» **Work instructions**
Could you reproduce every line of the data below word for word, leaving out the pictures?

» **Information given**
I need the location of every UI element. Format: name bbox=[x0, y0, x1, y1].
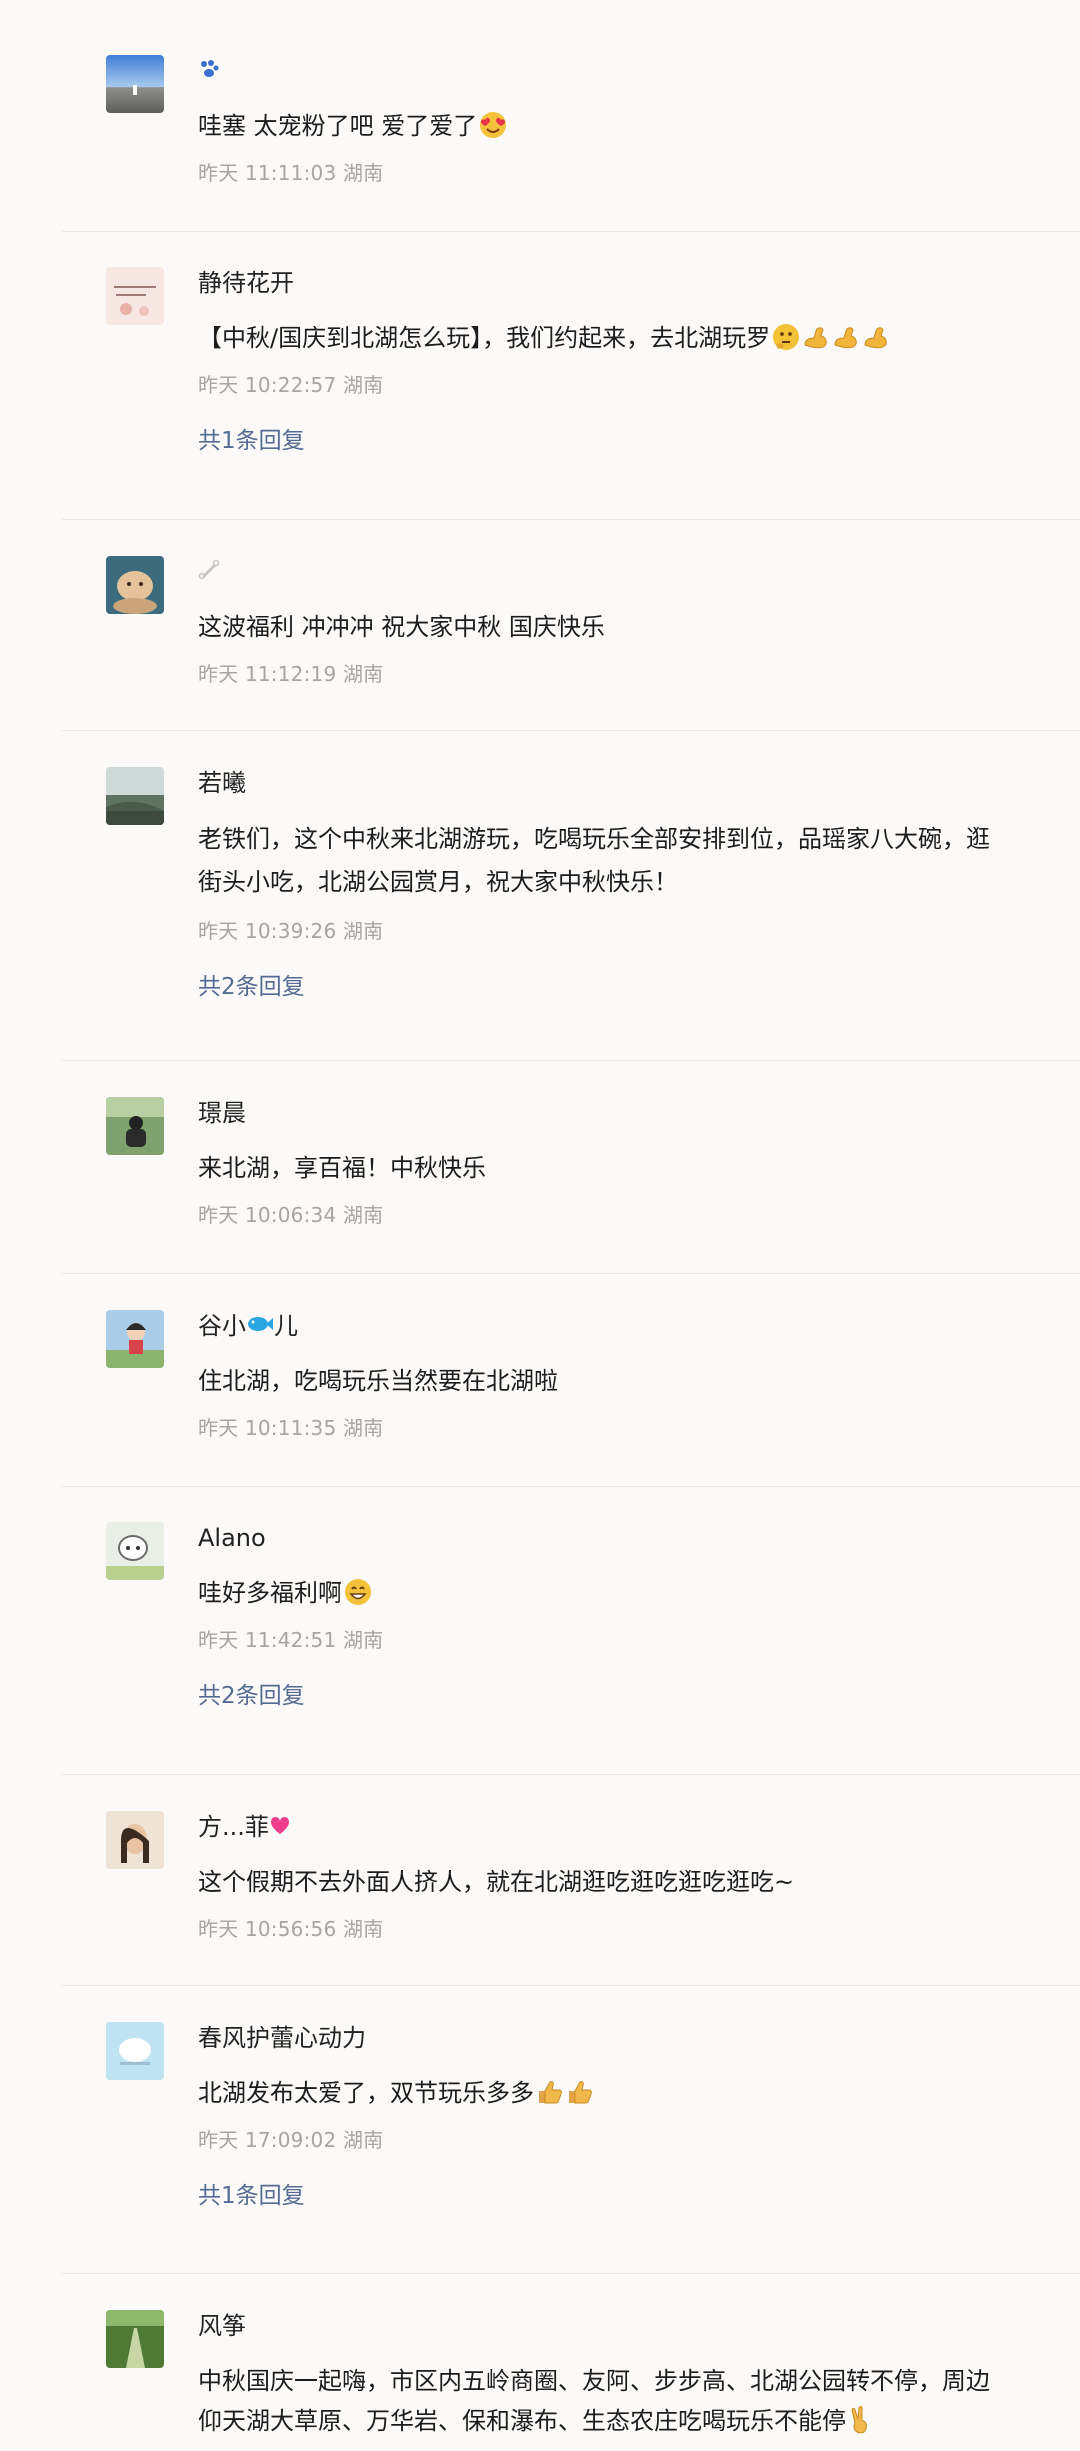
comment-item: 风筝 中秋国庆一起嗨，市区内五岭商圈、友阿、步步高、北湖公园转不停，周边仰天湖大… bbox=[62, 2274, 1080, 2451]
avatar[interactable] bbox=[106, 267, 164, 325]
comment-text: 哇塞 太宠粉了吧 爱了爱了 bbox=[198, 106, 1000, 146]
commenter-name[interactable]: 璟晨 bbox=[198, 1098, 1000, 1128]
comment-time: 昨天 10:56:56 湖南 bbox=[198, 1917, 384, 1941]
comment-text: 哇好多福利啊 bbox=[198, 1573, 1000, 1613]
victory-emoji bbox=[848, 2406, 876, 2434]
commenter-name[interactable]: 谷小儿 bbox=[198, 1311, 1000, 1341]
comment-time: 昨天 11:11:03 湖南 bbox=[198, 161, 384, 185]
commenter-name[interactable]: 方...菲 bbox=[198, 1812, 1000, 1842]
comment-time: 昨天 10:39:26 湖南 bbox=[198, 919, 384, 943]
commenter-name[interactable]: Alano bbox=[198, 1523, 1000, 1553]
comment-time: 昨天 11:12:19 湖南 bbox=[198, 662, 384, 686]
comment-item: 方...菲 这个假期不去外面人挤人，就在北湖逛吃逛吃逛吃逛吃~ 昨天 10:56… bbox=[62, 1775, 1080, 1986]
comment-text: 住北湖，吃喝玩乐当然要在北湖啦 bbox=[198, 1367, 558, 1395]
comment-time: 昨天 17:09:02 湖南 bbox=[198, 2128, 384, 2152]
view-replies-link[interactable]: 共1条回复 bbox=[198, 426, 1000, 456]
thinking-emoji bbox=[772, 323, 800, 351]
comment-text: 【中秋/国庆到北湖怎么玩】，我们约起来，去北湖玩罗 bbox=[198, 318, 1000, 358]
comment-time: 昨天 11:42:51 湖南 bbox=[198, 1628, 384, 1652]
comment-time: 昨天 10:06:34 湖南 bbox=[198, 1203, 384, 1227]
fish-icon bbox=[246, 1312, 274, 1342]
thumbs-up-emoji bbox=[566, 2078, 594, 2106]
avatar[interactable] bbox=[106, 1310, 164, 1368]
avatar[interactable] bbox=[106, 2022, 164, 2080]
comment-item: 谷小儿 住北湖，吃喝玩乐当然要在北湖啦 昨天 10:11:35 湖南 bbox=[62, 1274, 1080, 1487]
bone-icon bbox=[198, 558, 222, 589]
avatar[interactable] bbox=[106, 556, 164, 614]
heart-icon bbox=[269, 1813, 291, 1843]
commenter-name[interactable]: 风筝 bbox=[198, 2311, 1000, 2341]
comment-text: 这波福利 冲冲冲 祝大家中秋 国庆快乐 bbox=[198, 613, 605, 641]
avatar[interactable] bbox=[106, 767, 164, 825]
view-replies-link[interactable]: 共1条回复 bbox=[198, 2181, 1000, 2211]
view-replies-link[interactable]: 共2条回复 bbox=[198, 972, 1000, 1002]
comment-time: 昨天 10:11:35 湖南 bbox=[198, 1416, 384, 1440]
comment-text: 中秋国庆一起嗨，市区内五岭商圈、友阿、步步高、北湖公园转不停，周边仰天湖大草原、… bbox=[198, 2367, 990, 2435]
flex-emoji bbox=[832, 323, 860, 351]
comment-text: 北湖发布太爱了，双节玩乐多多 bbox=[198, 2073, 1000, 2113]
avatar[interactable] bbox=[106, 1811, 164, 1869]
comment-time: 昨天 10:22:57 湖南 bbox=[198, 373, 384, 397]
comment-item: Alano 哇好多福利啊 昨天 11:42:51 湖南 共2条回复 bbox=[62, 1487, 1080, 1775]
comment-item: 春风护蕾心动力 北湖发布太爱了，双节玩乐多多 昨天 17:09:02 湖南 共1… bbox=[62, 1986, 1080, 2274]
avatar[interactable] bbox=[106, 55, 164, 113]
avatar[interactable] bbox=[106, 1097, 164, 1155]
flex-emoji bbox=[862, 323, 890, 351]
view-replies-link[interactable]: 共2条回复 bbox=[198, 1681, 1000, 1711]
comment-text: 来北湖，享百福！中秋快乐 bbox=[198, 1154, 486, 1182]
commenter-name[interactable]: 春风护蕾心动力 bbox=[198, 2023, 1000, 2053]
avatar[interactable] bbox=[106, 2310, 164, 2368]
heart-eyes-emoji bbox=[479, 111, 507, 139]
commenter-name[interactable] bbox=[198, 557, 1000, 587]
commenter-name[interactable] bbox=[198, 56, 1000, 86]
comment-item: 静待花开 【中秋/国庆到北湖怎么玩】，我们约起来，去北湖玩罗 昨天 10:22:… bbox=[62, 232, 1080, 520]
comment-list: 哇塞 太宠粉了吧 爱了爱了 昨天 11:11:03 湖南 静待花开 【中秋/国庆… bbox=[0, 0, 1080, 2451]
comment-item: 哇塞 太宠粉了吧 爱了爱了 昨天 11:11:03 湖南 bbox=[62, 0, 1080, 232]
commenter-name[interactable]: 若曦 bbox=[198, 768, 1000, 798]
flex-emoji bbox=[802, 323, 830, 351]
comment-text: 老铁们，这个中秋来北湖游玩，吃喝玩乐全部安排到位，品瑶家八大碗，逛街头小吃，北湖… bbox=[198, 825, 990, 896]
avatar[interactable] bbox=[106, 1522, 164, 1580]
commenter-name[interactable]: 静待花开 bbox=[198, 268, 1000, 298]
comment-item: 璟晨 来北湖，享百福！中秋快乐 昨天 10:06:34 湖南 bbox=[62, 1061, 1080, 1274]
comment-text: 这个假期不去外面人挤人，就在北湖逛吃逛吃逛吃逛吃~ bbox=[198, 1868, 795, 1896]
thumbs-up-emoji bbox=[536, 2078, 564, 2106]
grin-emoji bbox=[344, 1578, 372, 1606]
comment-item: 若曦 老铁们，这个中秋来北湖游玩，吃喝玩乐全部安排到位，品瑶家八大碗，逛街头小吃… bbox=[62, 731, 1080, 1061]
comment-item: 这波福利 冲冲冲 祝大家中秋 国庆快乐 昨天 11:12:19 湖南 bbox=[62, 520, 1080, 731]
paw-icon bbox=[198, 57, 220, 87]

» **Task solution**
I need the location of every UI element. Format: name bbox=[x0, y0, x1, y1].
comment-item: 风筝 中秋国庆一起嗨，市区内五岭商圈、友阿、步步高、北湖公园转不停，周边仰天湖大… bbox=[62, 2274, 1080, 2451]
avatar[interactable] bbox=[106, 267, 164, 325]
comment-text: 哇塞 太宠粉了吧 爱了爱了 bbox=[198, 106, 1000, 146]
commenter-name[interactable]: 璟晨 bbox=[198, 1098, 1000, 1128]
comment-time: 昨天 10:56:56 湖南 bbox=[198, 1917, 384, 1941]
comment-text: 哇好多福利啊 bbox=[198, 1573, 1000, 1613]
victory-emoji bbox=[848, 2406, 876, 2434]
commenter-name[interactable]: 谷小儿 bbox=[198, 1311, 1000, 1341]
comment-time: 昨天 11:11:03 湖南 bbox=[198, 161, 384, 185]
commenter-name[interactable]: 方...菲 bbox=[198, 1812, 1000, 1842]
comment-time: 昨天 10:39:26 湖南 bbox=[198, 919, 384, 943]
commenter-name[interactable]: Alano bbox=[198, 1523, 1000, 1553]
comment-time: 昨天 11:12:19 湖南 bbox=[198, 662, 384, 686]
comment-item: 方...菲 这个假期不去外面人挤人，就在北湖逛吃逛吃逛吃逛吃~ 昨天 10:56… bbox=[62, 1775, 1080, 1986]
comment-text: 住北湖，吃喝玩乐当然要在北湖啦 bbox=[198, 1367, 558, 1395]
comment-time: 昨天 17:09:02 湖南 bbox=[198, 2128, 384, 2152]
view-replies-link[interactable]: 共1条回复 bbox=[198, 426, 1000, 456]
thinking-emoji bbox=[772, 323, 800, 351]
comment-text: 【中秋/国庆到北湖怎么玩】，我们约起来，去北湖玩罗 bbox=[198, 318, 1000, 358]
comment-time: 昨天 11:42:51 湖南 bbox=[198, 1628, 384, 1652]
comment-time: 昨天 10:06:34 湖南 bbox=[198, 1203, 384, 1227]
fish-icon bbox=[246, 1312, 274, 1342]
thumbs-up-emoji bbox=[566, 2078, 594, 2106]
avatar[interactable] bbox=[106, 1310, 164, 1368]
avatar[interactable] bbox=[106, 2022, 164, 2080]
comment-item: 谷小儿 住北湖，吃喝玩乐当然要在北湖啦 昨天 10:11:35 湖南 bbox=[62, 1274, 1080, 1487]
bone-icon bbox=[198, 558, 222, 589]
avatar[interactable] bbox=[106, 556, 164, 614]
heart-icon bbox=[269, 1813, 291, 1843]
commenter-name[interactable]: 风筝 bbox=[198, 2311, 1000, 2341]
comment-text: 这波福利 冲冲冲 祝大家中秋 国庆快乐 bbox=[198, 613, 605, 641]
avatar[interactable] bbox=[106, 767, 164, 825]
view-replies-link[interactable]: 共1条回复 bbox=[198, 2181, 1000, 2211]
view-replies-link[interactable]: 共2条回复 bbox=[198, 972, 1000, 1002]
comment-time: 昨天 10:11:35 湖南 bbox=[198, 1416, 384, 1440]
comment-text: 中秋国庆一起嗨，市区内五岭商圈、友阿、步步高、北湖公园转不停，周边仰天湖大草原、… bbox=[198, 2367, 990, 2435]
flex-emoji bbox=[832, 323, 860, 351]
comment-text: 北湖发布太爱了，双节玩乐多多 bbox=[198, 2073, 1000, 2113]
avatar[interactable] bbox=[106, 1811, 164, 1869]
comment-time: 昨天 10:22:57 湖南 bbox=[198, 373, 384, 397]
comment-item: Alano 哇好多福利啊 昨天 11:42:51 湖南 共2条回复 bbox=[62, 1487, 1080, 1775]
comment-item: 春风护蕾心动力 北湖发布太爱了，双节玩乐多多 昨天 17:09:02 湖南 共1… bbox=[62, 1986, 1080, 2274]
avatar[interactable] bbox=[106, 55, 164, 113]
avatar[interactable] bbox=[106, 1097, 164, 1155]
flex-emoji bbox=[862, 323, 890, 351]
view-replies-link[interactable]: 共2条回复 bbox=[198, 1681, 1000, 1711]
comment-text: 来北湖，享百福！中秋快乐 bbox=[198, 1154, 486, 1182]
commenter-name[interactable]: 春风护蕾心动力 bbox=[198, 2023, 1000, 2053]
avatar[interactable] bbox=[106, 2310, 164, 2368]
heart-eyes-emoji bbox=[479, 111, 507, 139]
commenter-name[interactable] bbox=[198, 557, 1000, 587]
commenter-name[interactable] bbox=[198, 56, 1000, 86]
comment-item: 静待花开 【中秋/国庆到北湖怎么玩】，我们约起来，去北湖玩罗 昨天 10:22:… bbox=[62, 232, 1080, 520]
comment-list: 哇塞 太宠粉了吧 爱了爱了 昨天 11:11:03 湖南 静待花开 【中秋/国庆… bbox=[0, 0, 1080, 2451]
comment-item: 哇塞 太宠粉了吧 爱了爱了 昨天 11:11:03 湖南 bbox=[62, 0, 1080, 232]
commenter-name[interactable]: 若曦 bbox=[198, 768, 1000, 798]
flex-emoji bbox=[802, 323, 830, 351]
comment-text: 老铁们，这个中秋来北湖游玩，吃喝玩乐全部安排到位，品瑶家八大碗，逛街头小吃，北湖… bbox=[198, 825, 990, 896]
avatar[interactable] bbox=[106, 1522, 164, 1580]
commenter-name[interactable]: 静待花开 bbox=[198, 268, 1000, 298]
comment-item: 璟晨 来北湖，享百福！中秋快乐 昨天 10:06:34 湖南 bbox=[62, 1061, 1080, 1274]
comment-text: 这个假期不去外面人挤人，就在北湖逛吃逛吃逛吃逛吃~ bbox=[198, 1868, 795, 1896]
thumbs-up-emoji bbox=[536, 2078, 564, 2106]
grin-emoji bbox=[344, 1578, 372, 1606]
comment-item: 若曦 老铁们，这个中秋来北湖游玩，吃喝玩乐全部安排到位，品瑶家八大碗，逛街头小吃… bbox=[62, 731, 1080, 1061]
comment-item: 这波福利 冲冲冲 祝大家中秋 国庆快乐 昨天 11:12:19 湖南 bbox=[62, 520, 1080, 731]
paw-icon bbox=[198, 57, 220, 87]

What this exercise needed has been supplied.